JOB: Report every line below that holds the word "arviointi".

○ ○ ○ ○

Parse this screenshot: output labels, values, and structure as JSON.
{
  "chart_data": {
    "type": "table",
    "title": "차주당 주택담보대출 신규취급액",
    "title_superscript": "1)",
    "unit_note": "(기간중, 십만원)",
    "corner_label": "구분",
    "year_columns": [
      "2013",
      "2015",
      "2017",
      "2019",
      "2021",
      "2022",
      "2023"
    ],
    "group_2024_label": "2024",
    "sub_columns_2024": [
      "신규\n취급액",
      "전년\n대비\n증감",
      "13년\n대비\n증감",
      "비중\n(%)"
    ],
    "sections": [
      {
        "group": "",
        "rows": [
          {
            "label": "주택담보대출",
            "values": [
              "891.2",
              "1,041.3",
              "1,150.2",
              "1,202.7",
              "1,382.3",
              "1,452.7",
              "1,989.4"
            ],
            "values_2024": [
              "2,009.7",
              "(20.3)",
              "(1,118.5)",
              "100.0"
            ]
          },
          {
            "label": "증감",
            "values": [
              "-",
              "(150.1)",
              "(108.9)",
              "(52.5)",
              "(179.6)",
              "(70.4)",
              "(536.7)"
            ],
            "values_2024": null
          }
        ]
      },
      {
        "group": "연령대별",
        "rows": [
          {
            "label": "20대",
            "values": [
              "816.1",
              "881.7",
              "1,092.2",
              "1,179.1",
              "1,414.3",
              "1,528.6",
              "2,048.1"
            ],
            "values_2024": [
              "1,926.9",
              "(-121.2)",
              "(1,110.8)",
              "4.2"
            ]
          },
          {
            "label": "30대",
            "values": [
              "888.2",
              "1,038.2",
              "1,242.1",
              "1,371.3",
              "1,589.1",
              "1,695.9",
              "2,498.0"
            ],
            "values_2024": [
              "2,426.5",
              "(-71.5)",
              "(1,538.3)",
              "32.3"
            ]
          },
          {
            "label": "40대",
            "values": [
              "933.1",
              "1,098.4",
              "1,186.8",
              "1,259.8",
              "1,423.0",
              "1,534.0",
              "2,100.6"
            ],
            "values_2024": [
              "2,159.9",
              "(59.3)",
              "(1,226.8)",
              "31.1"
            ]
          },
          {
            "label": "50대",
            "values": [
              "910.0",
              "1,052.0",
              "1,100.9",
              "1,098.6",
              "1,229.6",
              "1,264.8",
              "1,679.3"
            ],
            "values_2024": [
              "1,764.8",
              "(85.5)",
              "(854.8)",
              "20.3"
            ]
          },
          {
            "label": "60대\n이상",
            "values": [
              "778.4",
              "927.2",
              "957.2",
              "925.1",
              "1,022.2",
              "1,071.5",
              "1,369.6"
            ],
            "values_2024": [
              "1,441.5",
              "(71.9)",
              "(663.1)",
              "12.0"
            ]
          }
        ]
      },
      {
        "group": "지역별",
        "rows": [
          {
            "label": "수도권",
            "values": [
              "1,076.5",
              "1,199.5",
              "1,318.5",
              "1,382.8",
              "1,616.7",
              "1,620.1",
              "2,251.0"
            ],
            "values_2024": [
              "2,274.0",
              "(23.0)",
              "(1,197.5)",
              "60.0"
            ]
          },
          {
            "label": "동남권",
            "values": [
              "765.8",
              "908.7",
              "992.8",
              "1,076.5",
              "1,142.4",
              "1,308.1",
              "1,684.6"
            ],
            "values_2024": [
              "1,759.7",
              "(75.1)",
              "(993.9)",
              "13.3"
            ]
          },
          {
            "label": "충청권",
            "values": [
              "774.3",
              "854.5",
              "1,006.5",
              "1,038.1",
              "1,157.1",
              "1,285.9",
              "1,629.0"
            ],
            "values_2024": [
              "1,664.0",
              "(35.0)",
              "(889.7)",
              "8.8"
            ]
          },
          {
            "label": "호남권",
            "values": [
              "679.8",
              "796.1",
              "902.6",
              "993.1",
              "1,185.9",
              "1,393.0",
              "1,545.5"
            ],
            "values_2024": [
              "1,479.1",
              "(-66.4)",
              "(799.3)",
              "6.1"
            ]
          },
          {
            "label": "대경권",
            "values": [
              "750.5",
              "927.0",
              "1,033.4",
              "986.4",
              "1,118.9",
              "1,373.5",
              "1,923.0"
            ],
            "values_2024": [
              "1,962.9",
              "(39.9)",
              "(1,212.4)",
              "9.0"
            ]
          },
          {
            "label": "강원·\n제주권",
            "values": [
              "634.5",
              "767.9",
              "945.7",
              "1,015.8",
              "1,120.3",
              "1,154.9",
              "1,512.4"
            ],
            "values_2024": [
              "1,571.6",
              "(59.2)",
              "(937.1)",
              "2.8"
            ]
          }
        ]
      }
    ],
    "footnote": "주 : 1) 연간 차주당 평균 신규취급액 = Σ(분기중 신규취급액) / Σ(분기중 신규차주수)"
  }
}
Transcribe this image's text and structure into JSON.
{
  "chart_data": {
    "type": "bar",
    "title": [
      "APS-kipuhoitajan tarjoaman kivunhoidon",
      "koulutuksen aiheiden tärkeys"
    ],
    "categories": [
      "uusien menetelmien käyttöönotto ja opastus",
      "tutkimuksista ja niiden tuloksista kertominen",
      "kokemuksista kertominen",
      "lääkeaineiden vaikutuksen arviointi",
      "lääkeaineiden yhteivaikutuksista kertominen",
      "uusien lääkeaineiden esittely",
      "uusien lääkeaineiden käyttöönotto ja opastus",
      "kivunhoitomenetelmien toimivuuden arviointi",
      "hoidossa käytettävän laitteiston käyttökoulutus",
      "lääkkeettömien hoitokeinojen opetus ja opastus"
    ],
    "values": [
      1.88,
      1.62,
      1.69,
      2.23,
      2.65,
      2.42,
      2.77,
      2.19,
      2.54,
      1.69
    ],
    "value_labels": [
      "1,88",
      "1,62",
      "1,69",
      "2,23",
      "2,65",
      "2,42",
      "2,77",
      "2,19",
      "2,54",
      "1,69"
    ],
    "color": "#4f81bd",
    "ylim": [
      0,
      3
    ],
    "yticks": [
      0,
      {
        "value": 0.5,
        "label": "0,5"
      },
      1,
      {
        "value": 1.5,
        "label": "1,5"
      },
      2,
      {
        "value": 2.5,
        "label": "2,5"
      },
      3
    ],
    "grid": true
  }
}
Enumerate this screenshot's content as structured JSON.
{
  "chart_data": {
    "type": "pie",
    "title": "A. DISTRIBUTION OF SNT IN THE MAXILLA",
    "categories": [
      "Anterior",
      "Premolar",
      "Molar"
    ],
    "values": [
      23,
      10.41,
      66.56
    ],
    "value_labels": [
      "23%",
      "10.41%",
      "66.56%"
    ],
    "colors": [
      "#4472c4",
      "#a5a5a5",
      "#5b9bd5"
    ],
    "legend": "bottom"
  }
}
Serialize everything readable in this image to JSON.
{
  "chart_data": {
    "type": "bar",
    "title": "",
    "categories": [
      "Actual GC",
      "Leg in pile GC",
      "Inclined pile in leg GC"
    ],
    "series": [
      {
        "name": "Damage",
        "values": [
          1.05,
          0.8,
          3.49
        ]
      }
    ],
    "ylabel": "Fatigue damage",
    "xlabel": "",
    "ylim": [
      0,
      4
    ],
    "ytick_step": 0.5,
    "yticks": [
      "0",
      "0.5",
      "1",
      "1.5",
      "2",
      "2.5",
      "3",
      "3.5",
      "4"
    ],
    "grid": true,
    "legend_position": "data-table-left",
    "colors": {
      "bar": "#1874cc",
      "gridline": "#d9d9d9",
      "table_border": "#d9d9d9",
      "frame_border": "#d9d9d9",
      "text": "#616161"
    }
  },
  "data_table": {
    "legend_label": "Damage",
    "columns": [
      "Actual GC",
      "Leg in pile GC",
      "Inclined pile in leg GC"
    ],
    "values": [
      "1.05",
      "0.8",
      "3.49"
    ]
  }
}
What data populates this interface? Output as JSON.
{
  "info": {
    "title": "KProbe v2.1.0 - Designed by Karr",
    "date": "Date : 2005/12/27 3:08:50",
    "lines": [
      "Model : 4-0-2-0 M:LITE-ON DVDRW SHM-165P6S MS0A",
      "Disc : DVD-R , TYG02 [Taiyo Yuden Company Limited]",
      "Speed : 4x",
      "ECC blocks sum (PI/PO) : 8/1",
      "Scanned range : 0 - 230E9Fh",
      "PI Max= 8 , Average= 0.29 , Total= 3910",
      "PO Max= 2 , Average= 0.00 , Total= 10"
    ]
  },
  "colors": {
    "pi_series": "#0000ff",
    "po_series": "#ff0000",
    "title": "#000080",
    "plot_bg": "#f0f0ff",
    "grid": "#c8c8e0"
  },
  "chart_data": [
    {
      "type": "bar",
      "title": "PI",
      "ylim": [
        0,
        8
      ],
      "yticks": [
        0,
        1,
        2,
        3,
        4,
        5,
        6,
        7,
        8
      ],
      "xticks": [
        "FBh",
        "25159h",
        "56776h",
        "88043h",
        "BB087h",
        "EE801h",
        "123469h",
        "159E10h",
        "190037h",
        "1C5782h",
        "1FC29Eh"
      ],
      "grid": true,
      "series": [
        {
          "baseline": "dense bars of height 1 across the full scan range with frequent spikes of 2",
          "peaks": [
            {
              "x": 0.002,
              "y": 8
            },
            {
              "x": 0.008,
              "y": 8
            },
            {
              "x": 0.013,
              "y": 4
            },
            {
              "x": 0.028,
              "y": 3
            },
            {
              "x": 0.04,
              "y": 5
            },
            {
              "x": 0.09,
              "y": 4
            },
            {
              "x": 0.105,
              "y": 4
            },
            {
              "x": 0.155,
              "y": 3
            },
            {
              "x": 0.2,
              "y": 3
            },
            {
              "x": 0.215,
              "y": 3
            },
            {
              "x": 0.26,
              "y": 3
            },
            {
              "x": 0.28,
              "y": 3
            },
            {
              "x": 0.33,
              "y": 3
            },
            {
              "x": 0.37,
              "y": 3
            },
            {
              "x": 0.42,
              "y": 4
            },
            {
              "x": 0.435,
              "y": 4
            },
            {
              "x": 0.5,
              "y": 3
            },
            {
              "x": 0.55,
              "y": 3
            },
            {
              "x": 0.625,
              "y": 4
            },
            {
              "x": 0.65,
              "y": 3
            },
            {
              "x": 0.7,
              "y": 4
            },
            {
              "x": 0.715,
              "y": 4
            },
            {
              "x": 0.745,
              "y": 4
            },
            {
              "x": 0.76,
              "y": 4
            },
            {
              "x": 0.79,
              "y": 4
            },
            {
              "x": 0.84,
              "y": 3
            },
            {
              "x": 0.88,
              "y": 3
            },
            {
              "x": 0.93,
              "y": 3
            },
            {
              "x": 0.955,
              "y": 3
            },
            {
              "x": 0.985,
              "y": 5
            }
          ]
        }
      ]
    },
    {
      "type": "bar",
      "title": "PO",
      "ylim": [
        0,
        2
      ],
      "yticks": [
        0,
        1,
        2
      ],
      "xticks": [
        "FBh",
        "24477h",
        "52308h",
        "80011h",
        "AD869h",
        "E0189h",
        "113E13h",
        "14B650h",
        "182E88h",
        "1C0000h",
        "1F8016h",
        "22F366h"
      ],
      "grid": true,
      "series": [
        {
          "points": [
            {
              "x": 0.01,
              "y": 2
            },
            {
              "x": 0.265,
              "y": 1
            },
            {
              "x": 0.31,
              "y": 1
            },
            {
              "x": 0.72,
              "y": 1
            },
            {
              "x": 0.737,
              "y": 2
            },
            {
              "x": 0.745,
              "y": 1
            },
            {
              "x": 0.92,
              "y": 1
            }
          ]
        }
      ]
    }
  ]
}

○ ○ ○ ○

EXERCISE RESULT:
      "lääkeaineiden vaikutuksen arviointi",
      "kivunhoitomenetelmien toimivuuden arviointi",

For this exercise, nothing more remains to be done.